Restate the material word for word and leave out anything that is a picture.

_ _ _ _ _

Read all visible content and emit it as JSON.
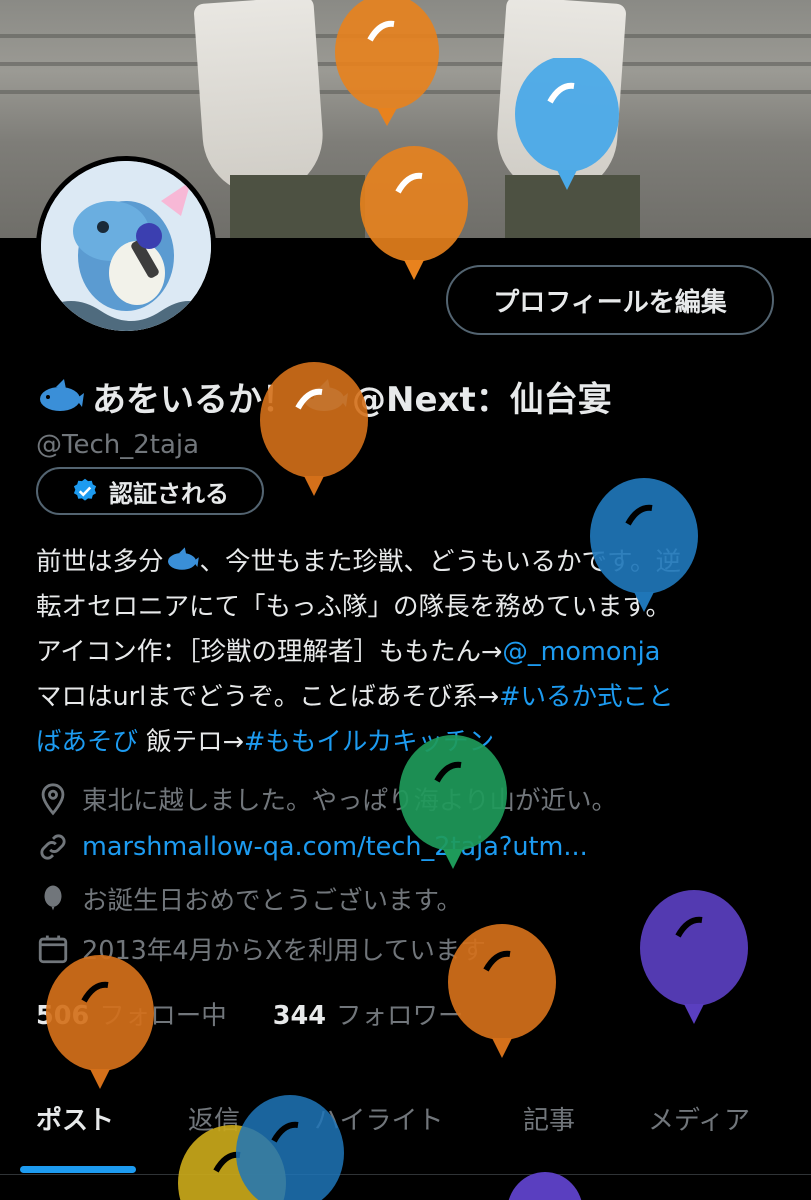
{
  "profile": {
    "display_name": "あをいるか！",
    "display_name_suffix": "@Next：仙台宴",
    "handle": "@Tech_2taja",
    "edit_button_label": "プロフィールを編集",
    "verify_button_label": "認証される"
  },
  "bio": {
    "line1": "前世は多分",
    "line1b": "、今世もまた珍獣、どうもいるかです。逆",
    "line2": "転オセロニアにて「もっふ隊」の隊長を務めています。",
    "line3": "アイコン作：［珍獣の理解者］ももたん→",
    "line3_link": "@_momonja",
    "line4": "マロはurlまでどうぞ。ことばあそび系→",
    "line4_link": "#いるか式こと",
    "line5_link": "ばあそび",
    "line5": " 飯テロ→",
    "line5_link2": "#ももイルカキッチン"
  },
  "meta": {
    "location": "東北に越しました。やっぱり海より山が近い。",
    "url": "marshmallow-qa.com/tech_2taja?utm...",
    "birthday": "お誕生日おめでとうございます。",
    "joined": "2013年4月からXを利用しています"
  },
  "stats": {
    "following_count": "506",
    "following_label": "フォロー中",
    "followers_count": "344",
    "followers_label": "フォロワー"
  },
  "tabs": [
    {
      "label": "ポスト"
    },
    {
      "label": "返信"
    },
    {
      "label": "ハイライト"
    },
    {
      "label": "記事"
    },
    {
      "label": "メディア"
    }
  ],
  "colors": {
    "accent": "#1d9bf0",
    "background": "#000000",
    "text_primary": "#e7e9ea",
    "text_secondary": "#71767b"
  },
  "icons": [
    "dolphin-emoji",
    "verified-badge-icon",
    "location-pin-icon",
    "link-icon",
    "balloon-icon",
    "calendar-icon"
  ]
}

_ _ _ _ _

◆ **Solution to the problem**:
Read all visible content and emit it as JSON.
{
  "profile": {
    "display_name": "あをいるか！",
    "display_name_suffix": "@Next：仙台宴",
    "handle": "@Tech_2taja",
    "edit_button_label": "プロフィールを編集",
    "verify_button_label": "認証される"
  },
  "bio": {
    "line1": "前世は多分",
    "line1b": "、今世もまた珍獣、どうもいるかです。逆",
    "line2": "転オセロニアにて「もっふ隊」の隊長を務めています。",
    "line3": "アイコン作：［珍獣の理解者］ももたん→",
    "line3_link": "@_momonja",
    "line4": "マロはurlまでどうぞ。ことばあそび系→",
    "line4_link": "#いるか式こと",
    "line5_link": "ばあそび",
    "line5": " 飯テロ→",
    "line5_link2": "#ももイルカキッチン"
  },
  "meta": {
    "location": "東北に越しました。やっぱり海より山が近い。",
    "url": "marshmallow-qa.com/tech_2taja?utm...",
    "birthday": "お誕生日おめでとうございます。",
    "joined": "2013年4月からXを利用しています"
  },
  "stats": {
    "following_count": "506",
    "following_label": "フォロー中",
    "followers_count": "344",
    "followers_label": "フォロワー"
  },
  "tabs": [
    {
      "label": "ポスト"
    },
    {
      "label": "返信"
    },
    {
      "label": "ハイライト"
    },
    {
      "label": "記事"
    },
    {
      "label": "メディア"
    }
  ],
  "colors": {
    "accent": "#1d9bf0",
    "background": "#000000",
    "text_primary": "#e7e9ea",
    "text_secondary": "#71767b"
  },
  "icons": [
    "dolphin-emoji",
    "verified-badge-icon",
    "location-pin-icon",
    "link-icon",
    "balloon-icon",
    "calendar-icon"
  ]
}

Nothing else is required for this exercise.